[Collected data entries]
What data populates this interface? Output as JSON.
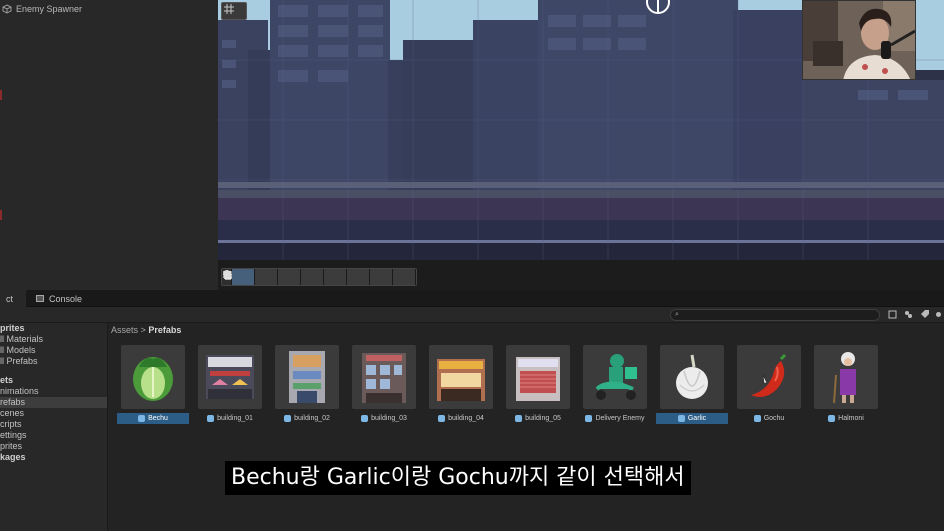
{
  "hierarchy": {
    "item_label": "Enemy Spawner"
  },
  "tabs": {
    "project_label": "ct",
    "console_label": "Console"
  },
  "tree": [
    {
      "label": "prites",
      "bold": true
    },
    {
      "label": "ll Materials"
    },
    {
      "label": "ll Models"
    },
    {
      "label": "ll Prefabs"
    },
    {
      "label": "ets",
      "bold": true
    },
    {
      "label": "nimations"
    },
    {
      "label": "refabs",
      "selected": true
    },
    {
      "label": "cenes"
    },
    {
      "label": "cripts"
    },
    {
      "label": "ettings"
    },
    {
      "label": "prites"
    },
    {
      "label": "kages",
      "bold": true
    }
  ],
  "breadcrumb": {
    "root": "Assets",
    "separator": ">",
    "current": "Prefabs"
  },
  "assets": [
    {
      "name": "Bechu",
      "icon": "cabbage-icon",
      "selected": true
    },
    {
      "name": "building_01",
      "icon": "building-01-icon",
      "selected": false
    },
    {
      "name": "building_02",
      "icon": "building-02-icon",
      "selected": false
    },
    {
      "name": "building_03",
      "icon": "building-03-icon",
      "selected": false
    },
    {
      "name": "building_04",
      "icon": "building-04-icon",
      "selected": false
    },
    {
      "name": "building_05",
      "icon": "building-05-icon",
      "selected": false
    },
    {
      "name": "Delivery Enemy",
      "icon": "scooter-rider-icon",
      "selected": false
    },
    {
      "name": "Garlic",
      "icon": "garlic-icon",
      "selected": true
    },
    {
      "name": "Gochu",
      "icon": "chili-pepper-icon",
      "selected": false
    },
    {
      "name": "Halmoni",
      "icon": "grandma-icon",
      "selected": false
    }
  ],
  "subtitle": "Bechu랑 Garlic이랑 Gochu까지 같이 선택해서",
  "colors": {
    "selection": "#2c5d87",
    "scene_sky": "#a9cde0",
    "scene_building": "#3c4462",
    "panel": "#282828"
  }
}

→ **Description of the task**: Without the pictures, write out the whole listing above exactly as it appears.

→ **Answer for this exercise**:
What data populates this interface? Output as JSON.
{
  "hierarchy": {
    "item_label": "Enemy Spawner"
  },
  "tabs": {
    "project_label": "ct",
    "console_label": "Console"
  },
  "tree": [
    {
      "label": "prites",
      "bold": true
    },
    {
      "label": "ll Materials"
    },
    {
      "label": "ll Models"
    },
    {
      "label": "ll Prefabs"
    },
    {
      "label": "ets",
      "bold": true
    },
    {
      "label": "nimations"
    },
    {
      "label": "refabs",
      "selected": true
    },
    {
      "label": "cenes"
    },
    {
      "label": "cripts"
    },
    {
      "label": "ettings"
    },
    {
      "label": "prites"
    },
    {
      "label": "kages",
      "bold": true
    }
  ],
  "breadcrumb": {
    "root": "Assets",
    "separator": ">",
    "current": "Prefabs"
  },
  "assets": [
    {
      "name": "Bechu",
      "icon": "cabbage-icon",
      "selected": true
    },
    {
      "name": "building_01",
      "icon": "building-01-icon",
      "selected": false
    },
    {
      "name": "building_02",
      "icon": "building-02-icon",
      "selected": false
    },
    {
      "name": "building_03",
      "icon": "building-03-icon",
      "selected": false
    },
    {
      "name": "building_04",
      "icon": "building-04-icon",
      "selected": false
    },
    {
      "name": "building_05",
      "icon": "building-05-icon",
      "selected": false
    },
    {
      "name": "Delivery Enemy",
      "icon": "scooter-rider-icon",
      "selected": false
    },
    {
      "name": "Garlic",
      "icon": "garlic-icon",
      "selected": true
    },
    {
      "name": "Gochu",
      "icon": "chili-pepper-icon",
      "selected": false
    },
    {
      "name": "Halmoni",
      "icon": "grandma-icon",
      "selected": false
    }
  ],
  "subtitle": "Bechu랑 Garlic이랑 Gochu까지 같이 선택해서",
  "colors": {
    "selection": "#2c5d87",
    "scene_sky": "#a9cde0",
    "scene_building": "#3c4462",
    "panel": "#282828"
  }
}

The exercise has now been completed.